>>>
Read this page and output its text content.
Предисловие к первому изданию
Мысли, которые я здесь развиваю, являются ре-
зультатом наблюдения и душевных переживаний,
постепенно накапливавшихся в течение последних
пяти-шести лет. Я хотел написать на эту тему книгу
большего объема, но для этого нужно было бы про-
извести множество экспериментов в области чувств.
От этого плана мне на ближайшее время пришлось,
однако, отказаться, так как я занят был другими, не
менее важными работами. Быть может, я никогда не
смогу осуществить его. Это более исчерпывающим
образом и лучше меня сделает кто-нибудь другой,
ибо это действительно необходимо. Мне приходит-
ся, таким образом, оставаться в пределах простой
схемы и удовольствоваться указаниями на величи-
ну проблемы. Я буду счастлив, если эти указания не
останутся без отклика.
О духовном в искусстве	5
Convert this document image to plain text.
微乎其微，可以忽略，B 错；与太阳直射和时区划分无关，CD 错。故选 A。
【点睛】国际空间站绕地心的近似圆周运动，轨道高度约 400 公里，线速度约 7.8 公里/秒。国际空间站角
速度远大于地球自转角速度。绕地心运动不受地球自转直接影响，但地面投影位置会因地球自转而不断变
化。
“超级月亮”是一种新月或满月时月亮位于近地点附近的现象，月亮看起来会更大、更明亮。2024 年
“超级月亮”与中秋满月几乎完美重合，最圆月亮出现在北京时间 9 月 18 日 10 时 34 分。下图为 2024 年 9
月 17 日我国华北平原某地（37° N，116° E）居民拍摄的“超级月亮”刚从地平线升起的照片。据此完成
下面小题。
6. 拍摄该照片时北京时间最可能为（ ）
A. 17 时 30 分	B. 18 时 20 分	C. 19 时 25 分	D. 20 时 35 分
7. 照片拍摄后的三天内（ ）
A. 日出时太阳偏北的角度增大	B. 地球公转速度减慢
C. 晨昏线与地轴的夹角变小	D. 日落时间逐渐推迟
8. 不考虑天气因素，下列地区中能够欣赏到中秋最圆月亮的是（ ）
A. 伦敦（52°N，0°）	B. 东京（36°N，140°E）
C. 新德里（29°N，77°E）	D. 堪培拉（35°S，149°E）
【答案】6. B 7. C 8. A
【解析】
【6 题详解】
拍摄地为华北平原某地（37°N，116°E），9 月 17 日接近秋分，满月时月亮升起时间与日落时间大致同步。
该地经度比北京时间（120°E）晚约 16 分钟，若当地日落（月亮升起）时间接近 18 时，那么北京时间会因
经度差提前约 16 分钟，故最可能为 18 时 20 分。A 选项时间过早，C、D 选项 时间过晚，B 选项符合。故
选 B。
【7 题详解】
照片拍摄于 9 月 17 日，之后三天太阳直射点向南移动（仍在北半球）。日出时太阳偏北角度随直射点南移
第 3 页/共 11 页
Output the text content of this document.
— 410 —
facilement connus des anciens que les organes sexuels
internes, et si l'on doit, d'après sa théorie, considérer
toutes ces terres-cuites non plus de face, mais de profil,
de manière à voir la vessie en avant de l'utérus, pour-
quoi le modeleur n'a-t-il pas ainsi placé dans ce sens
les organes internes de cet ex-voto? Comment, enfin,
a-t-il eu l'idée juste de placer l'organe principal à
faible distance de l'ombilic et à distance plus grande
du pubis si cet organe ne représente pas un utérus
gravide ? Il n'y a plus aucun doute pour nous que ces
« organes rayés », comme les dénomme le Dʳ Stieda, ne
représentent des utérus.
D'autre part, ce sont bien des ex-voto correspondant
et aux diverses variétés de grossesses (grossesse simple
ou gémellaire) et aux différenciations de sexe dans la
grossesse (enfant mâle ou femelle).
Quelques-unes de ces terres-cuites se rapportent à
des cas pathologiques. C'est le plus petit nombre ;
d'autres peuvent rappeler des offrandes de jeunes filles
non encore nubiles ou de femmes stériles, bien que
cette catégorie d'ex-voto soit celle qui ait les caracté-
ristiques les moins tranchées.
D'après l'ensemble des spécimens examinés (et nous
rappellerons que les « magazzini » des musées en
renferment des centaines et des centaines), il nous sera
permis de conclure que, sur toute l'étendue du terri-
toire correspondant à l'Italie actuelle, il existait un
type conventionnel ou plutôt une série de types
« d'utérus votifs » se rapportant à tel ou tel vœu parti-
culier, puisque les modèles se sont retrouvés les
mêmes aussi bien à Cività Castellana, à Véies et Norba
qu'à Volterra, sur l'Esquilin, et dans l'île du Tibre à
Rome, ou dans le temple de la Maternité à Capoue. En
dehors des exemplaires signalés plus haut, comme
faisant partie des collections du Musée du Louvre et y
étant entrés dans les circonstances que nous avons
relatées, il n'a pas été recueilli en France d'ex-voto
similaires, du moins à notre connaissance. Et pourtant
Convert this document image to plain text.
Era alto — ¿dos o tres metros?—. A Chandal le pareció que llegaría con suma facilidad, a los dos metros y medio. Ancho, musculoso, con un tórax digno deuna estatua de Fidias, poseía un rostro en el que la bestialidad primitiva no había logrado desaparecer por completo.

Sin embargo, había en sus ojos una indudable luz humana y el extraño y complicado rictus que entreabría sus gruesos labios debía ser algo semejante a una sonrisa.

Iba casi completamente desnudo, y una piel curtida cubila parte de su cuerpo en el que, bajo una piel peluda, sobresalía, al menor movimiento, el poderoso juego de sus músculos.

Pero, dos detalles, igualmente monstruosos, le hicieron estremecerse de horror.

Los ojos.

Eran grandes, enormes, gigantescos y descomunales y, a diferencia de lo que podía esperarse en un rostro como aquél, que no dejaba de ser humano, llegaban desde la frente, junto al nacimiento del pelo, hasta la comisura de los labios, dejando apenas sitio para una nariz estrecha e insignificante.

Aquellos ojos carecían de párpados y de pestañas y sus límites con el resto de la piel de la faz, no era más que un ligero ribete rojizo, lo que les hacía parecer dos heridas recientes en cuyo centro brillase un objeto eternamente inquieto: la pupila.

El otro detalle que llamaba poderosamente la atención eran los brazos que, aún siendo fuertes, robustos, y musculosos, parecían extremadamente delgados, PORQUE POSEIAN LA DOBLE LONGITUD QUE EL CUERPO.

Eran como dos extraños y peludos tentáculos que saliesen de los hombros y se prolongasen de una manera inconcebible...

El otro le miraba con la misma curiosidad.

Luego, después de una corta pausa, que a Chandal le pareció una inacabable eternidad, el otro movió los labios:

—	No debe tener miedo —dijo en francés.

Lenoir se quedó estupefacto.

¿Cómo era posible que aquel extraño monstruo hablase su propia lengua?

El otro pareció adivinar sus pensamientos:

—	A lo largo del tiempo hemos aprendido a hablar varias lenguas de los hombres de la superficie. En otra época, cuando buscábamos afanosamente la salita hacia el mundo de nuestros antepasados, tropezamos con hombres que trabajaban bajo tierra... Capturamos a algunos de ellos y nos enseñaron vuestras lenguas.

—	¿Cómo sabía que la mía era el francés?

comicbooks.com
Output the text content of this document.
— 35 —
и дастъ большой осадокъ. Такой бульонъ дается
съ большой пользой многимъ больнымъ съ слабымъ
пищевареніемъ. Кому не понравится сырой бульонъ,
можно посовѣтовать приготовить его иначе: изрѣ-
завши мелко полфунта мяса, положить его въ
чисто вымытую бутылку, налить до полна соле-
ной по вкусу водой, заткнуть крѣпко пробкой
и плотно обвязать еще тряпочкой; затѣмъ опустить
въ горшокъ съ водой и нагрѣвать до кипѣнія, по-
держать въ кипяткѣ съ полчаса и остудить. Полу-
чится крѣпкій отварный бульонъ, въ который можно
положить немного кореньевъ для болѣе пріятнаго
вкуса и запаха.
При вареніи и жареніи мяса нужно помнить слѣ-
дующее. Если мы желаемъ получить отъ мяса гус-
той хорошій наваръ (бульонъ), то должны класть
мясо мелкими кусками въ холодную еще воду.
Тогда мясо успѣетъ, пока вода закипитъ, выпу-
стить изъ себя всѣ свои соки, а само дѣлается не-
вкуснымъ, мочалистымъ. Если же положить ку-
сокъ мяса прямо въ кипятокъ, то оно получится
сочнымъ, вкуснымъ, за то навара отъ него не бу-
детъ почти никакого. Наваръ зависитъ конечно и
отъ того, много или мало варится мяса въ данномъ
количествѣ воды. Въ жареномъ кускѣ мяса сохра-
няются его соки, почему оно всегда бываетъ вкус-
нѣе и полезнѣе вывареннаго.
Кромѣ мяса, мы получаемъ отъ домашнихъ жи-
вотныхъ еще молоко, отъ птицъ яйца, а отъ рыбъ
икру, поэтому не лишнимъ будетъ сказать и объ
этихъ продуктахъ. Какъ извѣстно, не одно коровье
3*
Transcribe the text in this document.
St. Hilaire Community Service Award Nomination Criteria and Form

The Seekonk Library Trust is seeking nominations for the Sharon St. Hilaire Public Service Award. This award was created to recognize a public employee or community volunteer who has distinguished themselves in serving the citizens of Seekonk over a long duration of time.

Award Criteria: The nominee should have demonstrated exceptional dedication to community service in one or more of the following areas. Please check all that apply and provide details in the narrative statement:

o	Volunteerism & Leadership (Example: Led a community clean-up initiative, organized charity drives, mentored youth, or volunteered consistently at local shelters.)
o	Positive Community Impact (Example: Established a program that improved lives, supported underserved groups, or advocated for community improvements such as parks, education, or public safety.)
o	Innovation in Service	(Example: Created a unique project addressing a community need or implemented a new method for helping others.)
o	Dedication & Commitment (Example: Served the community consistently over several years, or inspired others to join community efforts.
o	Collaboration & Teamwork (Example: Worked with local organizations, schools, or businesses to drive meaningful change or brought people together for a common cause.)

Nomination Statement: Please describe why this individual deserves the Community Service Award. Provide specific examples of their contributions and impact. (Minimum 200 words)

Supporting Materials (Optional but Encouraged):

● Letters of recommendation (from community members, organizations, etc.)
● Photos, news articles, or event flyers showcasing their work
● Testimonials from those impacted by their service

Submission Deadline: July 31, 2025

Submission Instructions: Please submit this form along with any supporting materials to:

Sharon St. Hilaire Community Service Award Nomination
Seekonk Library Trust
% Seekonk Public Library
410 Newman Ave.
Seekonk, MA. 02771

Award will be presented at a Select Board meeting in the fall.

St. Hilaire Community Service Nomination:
<<<
(What you will do) Which lines above hold the word "Chandal"? Copy each of them.

(Written answer)
Era alto — ¿dos o tres metros?—. A Chandal le pareció que llegaría con suma facilidad, a los dos metros y medio. Ancho, musculoso, con un tórax digno deuna estatua de Fidias, poseía un rostro en el que la bestialidad primitiva no había logrado desaparecer por completo.
Luego, después de una corta pausa, que a Chandal le pareció una inacabable eternidad, el otro movió los labios:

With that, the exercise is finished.